▶ [What is needed]: Copy out every line of the data below word for word, leaving out the pictures.

▶ [Record list]:
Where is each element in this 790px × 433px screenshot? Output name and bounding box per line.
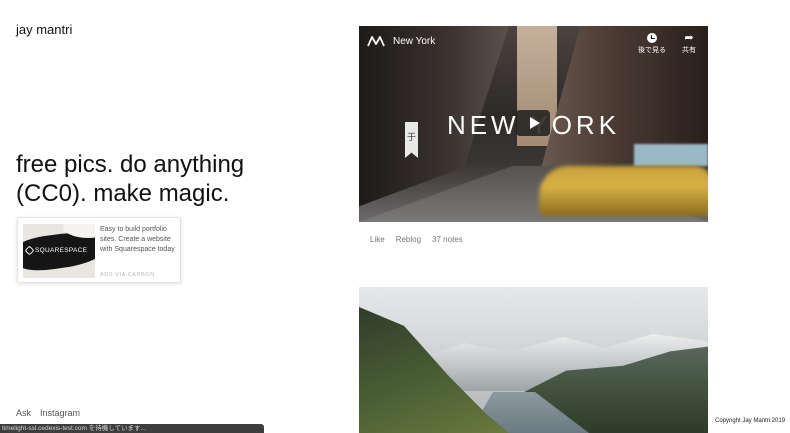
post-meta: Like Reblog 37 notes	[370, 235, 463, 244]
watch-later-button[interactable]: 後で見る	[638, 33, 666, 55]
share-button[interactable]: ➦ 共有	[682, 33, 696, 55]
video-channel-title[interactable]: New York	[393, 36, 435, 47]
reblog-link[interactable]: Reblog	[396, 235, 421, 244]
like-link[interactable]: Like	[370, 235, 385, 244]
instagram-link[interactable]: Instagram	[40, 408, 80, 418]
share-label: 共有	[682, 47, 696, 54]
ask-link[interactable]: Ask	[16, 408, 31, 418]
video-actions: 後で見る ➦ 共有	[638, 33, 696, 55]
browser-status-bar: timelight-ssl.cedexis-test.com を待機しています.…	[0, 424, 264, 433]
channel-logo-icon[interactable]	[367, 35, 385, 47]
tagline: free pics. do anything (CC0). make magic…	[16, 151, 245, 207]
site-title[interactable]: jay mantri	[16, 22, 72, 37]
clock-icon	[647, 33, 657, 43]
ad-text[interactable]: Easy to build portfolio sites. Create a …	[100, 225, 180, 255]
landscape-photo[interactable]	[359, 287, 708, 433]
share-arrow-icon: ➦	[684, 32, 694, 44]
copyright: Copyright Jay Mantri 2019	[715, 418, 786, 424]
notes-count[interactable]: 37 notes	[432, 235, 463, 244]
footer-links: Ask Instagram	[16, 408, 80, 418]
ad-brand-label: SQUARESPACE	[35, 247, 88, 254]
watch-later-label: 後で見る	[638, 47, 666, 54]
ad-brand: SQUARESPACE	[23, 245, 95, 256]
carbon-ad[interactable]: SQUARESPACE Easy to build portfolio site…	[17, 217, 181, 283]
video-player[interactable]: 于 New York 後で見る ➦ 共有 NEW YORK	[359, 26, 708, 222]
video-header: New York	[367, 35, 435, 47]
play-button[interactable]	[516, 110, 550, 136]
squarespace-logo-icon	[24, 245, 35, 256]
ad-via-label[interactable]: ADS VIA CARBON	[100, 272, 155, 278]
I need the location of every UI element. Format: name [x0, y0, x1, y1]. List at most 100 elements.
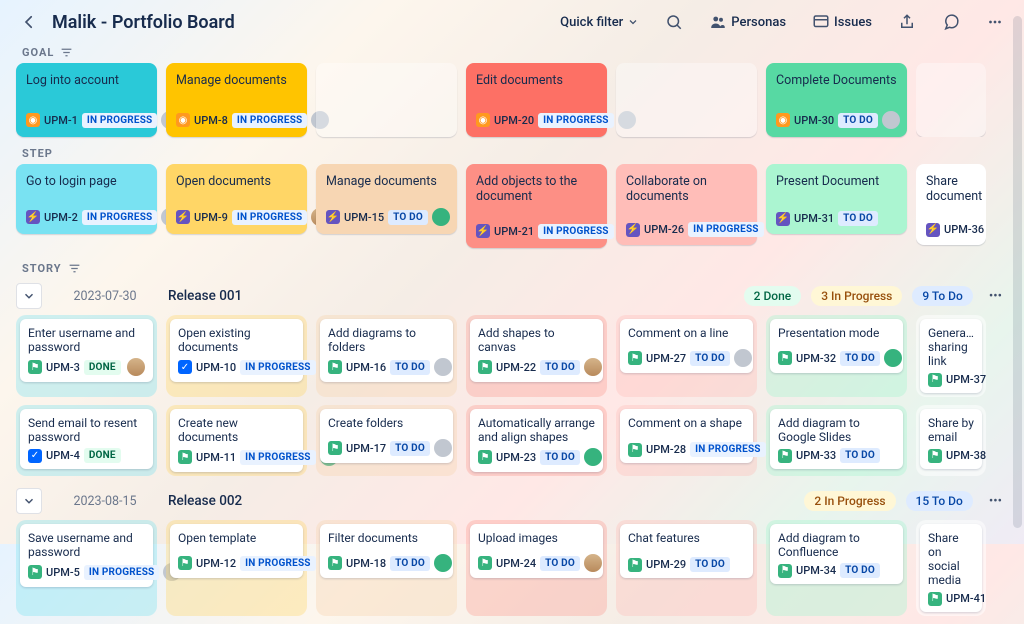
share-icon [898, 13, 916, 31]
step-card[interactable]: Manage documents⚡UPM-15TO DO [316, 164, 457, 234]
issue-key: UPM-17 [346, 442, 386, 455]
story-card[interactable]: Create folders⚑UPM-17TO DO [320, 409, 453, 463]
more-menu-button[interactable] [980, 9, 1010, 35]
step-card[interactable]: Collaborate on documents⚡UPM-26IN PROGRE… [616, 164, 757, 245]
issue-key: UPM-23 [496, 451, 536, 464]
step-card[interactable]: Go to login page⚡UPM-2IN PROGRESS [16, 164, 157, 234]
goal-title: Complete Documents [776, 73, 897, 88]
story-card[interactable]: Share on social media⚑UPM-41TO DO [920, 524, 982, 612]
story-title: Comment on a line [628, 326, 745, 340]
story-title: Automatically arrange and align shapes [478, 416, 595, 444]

▶ [Solution below]:
Where is each element in this 790px × 433px screenshot? Output name and bounding box per line.
post-meta: Like Reblog 37 notes	[370, 235, 463, 244]
watch-later-button[interactable]: 後で見る	[638, 33, 666, 55]
share-button[interactable]: ➦ 共有	[682, 33, 696, 55]
video-channel-title[interactable]: New York	[393, 36, 435, 47]
reblog-link[interactable]: Reblog	[396, 235, 421, 244]
like-link[interactable]: Like	[370, 235, 385, 244]
instagram-link[interactable]: Instagram	[40, 408, 80, 418]
share-label: 共有	[682, 47, 696, 54]
ask-link[interactable]: Ask	[16, 408, 31, 418]
video-actions: 後で見る ➦ 共有	[638, 33, 696, 55]
browser-status-bar: timelight-ssl.cedexis-test.com を待機しています.…	[0, 424, 264, 433]
channel-logo-icon[interactable]	[367, 35, 385, 47]
tagline: free pics. do anything (CC0). make magic…	[16, 151, 245, 207]
site-title[interactable]: jay mantri	[16, 22, 72, 37]
clock-icon	[647, 33, 657, 43]
ad-text[interactable]: Easy to build portfolio sites. Create a …	[100, 225, 180, 255]
landscape-photo[interactable]	[359, 287, 708, 433]
share-arrow-icon: ➦	[684, 32, 694, 44]
copyright: Copyright Jay Mantri 2019	[715, 418, 786, 424]
notes-count[interactable]: 37 notes	[432, 235, 463, 244]
footer-links: Ask Instagram	[16, 408, 80, 418]
ad-brand-label: SQUARESPACE	[35, 247, 88, 254]
watch-later-label: 後で見る	[638, 47, 666, 54]
ad-brand: SQUARESPACE	[23, 245, 95, 256]
carbon-ad[interactable]: SQUARESPACE Easy to build portfolio site…	[17, 217, 181, 283]
video-player[interactable]: 于 New York 後で見る ➦ 共有 NEW YORK	[359, 26, 708, 222]
video-header: New York	[367, 35, 435, 47]
play-button[interactable]	[516, 110, 550, 136]
squarespace-logo-icon	[24, 245, 35, 256]
ad-via-label[interactable]: ADS VIA CARBON	[100, 272, 155, 278]
I need the location of every UI element. Format: name [x0, y0, x1, y1]. List at most 100 elements.
share-icon [898, 13, 916, 31]
step-card[interactable]: Manage documents⚡UPM-15TO DO [316, 164, 457, 234]
issue-key: UPM-17 [346, 442, 386, 455]
story-card[interactable]: Create folders⚑UPM-17TO DO [320, 409, 453, 463]
more-menu-button[interactable] [980, 9, 1010, 35]
step-card[interactable]: Collaborate on documents⚡UPM-26IN PROGRE… [616, 164, 757, 245]
issue-key: UPM-23 [496, 451, 536, 464]
step-card[interactable]: Go to login page⚡UPM-2IN PROGRESS [16, 164, 157, 234]
goal-title: Complete Documents [776, 73, 897, 88]
story-card[interactable]: Share on social media⚑UPM-41TO DO [920, 524, 982, 612]
story-title: Comment on a line [628, 326, 745, 340]
story-title: Automatically arrange and align shapes [478, 416, 595, 444]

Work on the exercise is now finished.